Repeat every line below exactly, word for word.

Figure record extracts:
○ ○ ○ ○

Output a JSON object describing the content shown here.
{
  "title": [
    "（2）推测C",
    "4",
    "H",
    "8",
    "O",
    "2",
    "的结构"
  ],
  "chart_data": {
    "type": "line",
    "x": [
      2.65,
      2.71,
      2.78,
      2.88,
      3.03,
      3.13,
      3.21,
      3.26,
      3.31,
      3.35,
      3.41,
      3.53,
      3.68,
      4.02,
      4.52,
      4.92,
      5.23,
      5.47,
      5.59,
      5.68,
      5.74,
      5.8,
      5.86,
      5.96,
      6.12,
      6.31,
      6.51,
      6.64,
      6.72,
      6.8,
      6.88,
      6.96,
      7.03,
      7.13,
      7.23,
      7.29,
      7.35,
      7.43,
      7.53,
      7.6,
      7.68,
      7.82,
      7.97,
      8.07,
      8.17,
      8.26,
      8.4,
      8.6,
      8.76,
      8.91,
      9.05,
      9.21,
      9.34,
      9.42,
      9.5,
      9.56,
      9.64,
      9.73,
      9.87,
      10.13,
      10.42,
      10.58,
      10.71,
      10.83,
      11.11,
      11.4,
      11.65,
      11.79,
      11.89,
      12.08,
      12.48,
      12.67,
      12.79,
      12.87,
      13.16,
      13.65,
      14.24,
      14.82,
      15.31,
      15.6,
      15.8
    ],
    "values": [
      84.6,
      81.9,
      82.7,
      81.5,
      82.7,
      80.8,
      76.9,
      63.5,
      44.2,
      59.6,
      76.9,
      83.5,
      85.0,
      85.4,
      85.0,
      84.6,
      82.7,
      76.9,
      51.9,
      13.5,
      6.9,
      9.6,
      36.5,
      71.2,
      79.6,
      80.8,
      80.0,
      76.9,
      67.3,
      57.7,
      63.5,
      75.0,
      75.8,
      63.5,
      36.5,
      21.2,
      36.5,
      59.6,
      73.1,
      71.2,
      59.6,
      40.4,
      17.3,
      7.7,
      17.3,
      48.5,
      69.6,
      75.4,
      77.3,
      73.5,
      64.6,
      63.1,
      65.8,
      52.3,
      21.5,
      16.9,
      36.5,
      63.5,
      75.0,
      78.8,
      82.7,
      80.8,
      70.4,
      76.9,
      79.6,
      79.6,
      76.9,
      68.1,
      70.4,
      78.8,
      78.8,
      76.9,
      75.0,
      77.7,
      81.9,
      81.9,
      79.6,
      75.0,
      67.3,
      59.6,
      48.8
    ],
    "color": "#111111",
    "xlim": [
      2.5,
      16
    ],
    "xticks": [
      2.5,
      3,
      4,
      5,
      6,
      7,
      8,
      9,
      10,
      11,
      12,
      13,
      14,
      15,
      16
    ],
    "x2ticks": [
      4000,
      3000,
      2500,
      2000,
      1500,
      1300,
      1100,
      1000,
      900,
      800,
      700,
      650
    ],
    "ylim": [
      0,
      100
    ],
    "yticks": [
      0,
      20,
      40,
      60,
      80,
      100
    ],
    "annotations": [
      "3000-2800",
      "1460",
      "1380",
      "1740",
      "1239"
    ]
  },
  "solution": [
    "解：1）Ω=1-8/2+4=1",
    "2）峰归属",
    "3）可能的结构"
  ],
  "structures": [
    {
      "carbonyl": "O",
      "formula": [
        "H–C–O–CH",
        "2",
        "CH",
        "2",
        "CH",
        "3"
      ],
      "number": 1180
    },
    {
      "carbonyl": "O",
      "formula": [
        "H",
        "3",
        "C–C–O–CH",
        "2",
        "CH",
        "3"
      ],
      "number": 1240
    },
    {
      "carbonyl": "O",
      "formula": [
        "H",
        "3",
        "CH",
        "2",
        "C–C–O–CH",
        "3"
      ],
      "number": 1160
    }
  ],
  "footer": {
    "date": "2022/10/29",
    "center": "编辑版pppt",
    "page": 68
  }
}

○ ○ ○ ○

Exercise solution:
Output a JSON object describing the content shown here.
{
  "title": [
    "（2）推测C",
    "4",
    "H",
    "8",
    "O",
    "2",
    "的结构"
  ],
  "chart_data": {
    "type": "line",
    "x": [
      2.65,
      2.71,
      2.78,
      2.88,
      3.03,
      3.13,
      3.21,
      3.26,
      3.31,
      3.35,
      3.41,
      3.53,
      3.68,
      4.02,
      4.52,
      4.92,
      5.23,
      5.47,
      5.59,
      5.68,
      5.74,
      5.8,
      5.86,
      5.96,
      6.12,
      6.31,
      6.51,
      6.64,
      6.72,
      6.8,
      6.88,
      6.96,
      7.03,
      7.13,
      7.23,
      7.29,
      7.35,
      7.43,
      7.53,
      7.6,
      7.68,
      7.82,
      7.97,
      8.07,
      8.17,
      8.26,
      8.4,
      8.6,
      8.76,
      8.91,
      9.05,
      9.21,
      9.34,
      9.42,
      9.5,
      9.56,
      9.64,
      9.73,
      9.87,
      10.13,
      10.42,
      10.58,
      10.71,
      10.83,
      11.11,
      11.4,
      11.65,
      11.79,
      11.89,
      12.08,
      12.48,
      12.67,
      12.79,
      12.87,
      13.16,
      13.65,
      14.24,
      14.82,
      15.31,
      15.6,
      15.8
    ],
    "values": [
      84.6,
      81.9,
      82.7,
      81.5,
      82.7,
      80.8,
      76.9,
      63.5,
      44.2,
      59.6,
      76.9,
      83.5,
      85.0,
      85.4,
      85.0,
      84.6,
      82.7,
      76.9,
      51.9,
      13.5,
      6.9,
      9.6,
      36.5,
      71.2,
      79.6,
      80.8,
      80.0,
      76.9,
      67.3,
      57.7,
      63.5,
      75.0,
      75.8,
      63.5,
      36.5,
      21.2,
      36.5,
      59.6,
      73.1,
      71.2,
      59.6,
      40.4,
      17.3,
      7.7,
      17.3,
      48.5,
      69.6,
      75.4,
      77.3,
      73.5,
      64.6,
      63.1,
      65.8,
      52.3,
      21.5,
      16.9,
      36.5,
      63.5,
      75.0,
      78.8,
      82.7,
      80.8,
      70.4,
      76.9,
      79.6,
      79.6,
      76.9,
      68.1,
      70.4,
      78.8,
      78.8,
      76.9,
      75.0,
      77.7,
      81.9,
      81.9,
      79.6,
      75.0,
      67.3,
      59.6,
      48.8
    ],
    "color": "#111111",
    "xlim": [
      2.5,
      16
    ],
    "xticks": [
      2.5,
      3,
      4,
      5,
      6,
      7,
      8,
      9,
      10,
      11,
      12,
      13,
      14,
      15,
      16
    ],
    "x2ticks": [
      4000,
      3000,
      2500,
      2000,
      1500,
      1300,
      1100,
      1000,
      900,
      800,
      700,
      650
    ],
    "ylim": [
      0,
      100
    ],
    "yticks": [
      0,
      20,
      40,
      60,
      80,
      100
    ],
    "annotations": [
      "3000-2800",
      "1460",
      "1380",
      "1740",
      "1239"
    ]
  },
  "solution": [
    "解：1）Ω=1-8/2+4=1",
    "2）峰归属",
    "3）可能的结构"
  ],
  "structures": [
    {
      "carbonyl": "O",
      "formula": [
        "H–C–O–CH",
        "2",
        "CH",
        "2",
        "CH",
        "3"
      ],
      "number": 1180
    },
    {
      "carbonyl": "O",
      "formula": [
        "H",
        "3",
        "C–C–O–CH",
        "2",
        "CH",
        "3"
      ],
      "number": 1240
    },
    {
      "carbonyl": "O",
      "formula": [
        "H",
        "3",
        "CH",
        "2",
        "C–C–O–CH",
        "3"
      ],
      "number": 1160
    }
  ],
  "footer": {
    "date": "2022/10/29",
    "center": "编辑版pppt",
    "page": 68
  }
}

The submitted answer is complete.